_Texte présenté_
● ● ● ●

Une notoriété qui, depuis toujours, transcende les frontières et les milieux, des produits devenus iconiques à force d’être spontanément identifiables, une image farouchement préservée et une histoire savamment entretenue… Dans la grande famille du luxe, Cartier a tout du premier de la classe. À l’origine de son succès, un business model sans faille et un positionnement qui, depuis 170 ans, lui assure une image à la fois intemporelle et en avance sur son temps. Inclassable.

● ● ● ●

_Données fournies_
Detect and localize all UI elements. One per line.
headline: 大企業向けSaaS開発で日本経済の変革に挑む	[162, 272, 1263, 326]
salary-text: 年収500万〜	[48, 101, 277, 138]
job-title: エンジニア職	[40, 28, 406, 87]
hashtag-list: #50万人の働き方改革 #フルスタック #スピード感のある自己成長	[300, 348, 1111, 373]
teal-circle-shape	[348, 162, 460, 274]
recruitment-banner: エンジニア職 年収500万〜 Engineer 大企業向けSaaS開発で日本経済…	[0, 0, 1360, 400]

● ● ● ●

_Consigne A_
Recopiez le passage du texte sur Cartier situé entre « Une notoriété qui, depuis » et « son temps. Inclassable. », ces deux bornes comprises.
_Consigne B_
Poursuivez le texte sur Cartier à partir de l'endroit où il s'arrête.
Les lignes n'ont aucun lien avec le texte sur Cartier.

_Réponse attendue A_
Une notoriété qui, depuis toujours, transcende les frontières et les milieux, des produits devenus iconiques à force d’être spontanément identifiables, une image farouchement préservée et une histoire savamment entretenue… Dans la grande famille du luxe, Cartier a tout du premier de la classe. À l’origine de son succès, un business model sans faille et un positionnement qui, depuis 170 ans, lui assure une image à la fois intemporelle et en avance sur son temps. Inclassable.

_Réponse attendue B_
Certains l’identifient à sa célèbre panthère, à sa montre Tank ou à son alliance trois ors, d’autres à ses « Must » ou encore à ses façades enrubannées de rouge et or à l’approche des fêtes de Noël… Quel que soit le niveau de connaissance de la marque ou même de l’univers du luxe, tout le monde connaît Cartier. Rien d’étonnant à cela puisqu’en 2017, une fois de plus, elle compte parmi les huit françaises à figurer dans Best Global Brands, le top 100 des marques les plus puissantes du monde répertoriées par Interbrand. Une reconnaissance fondée sur des critères objectifs – présence à l’international, performance financière, notoriété… – et qui, selon Denis Bonan, fondateur et dirigeant de Denelen, cabinet de conseil par la marque, en dit long sur cette success story à la française et sur son pouvoir d’influence. « Ce classement est un indicateur fiable de la puissance d’une marque, explique-t-il. La preuve de l’efficacité de son business model. » Par efficacité, comprenez : capacité de la marque à cocher ce que l’expert appelle « toutes les cases de l’univers du luxe ». Et ceci, depuis ses origines, il y a aujourd’hui 170 ans.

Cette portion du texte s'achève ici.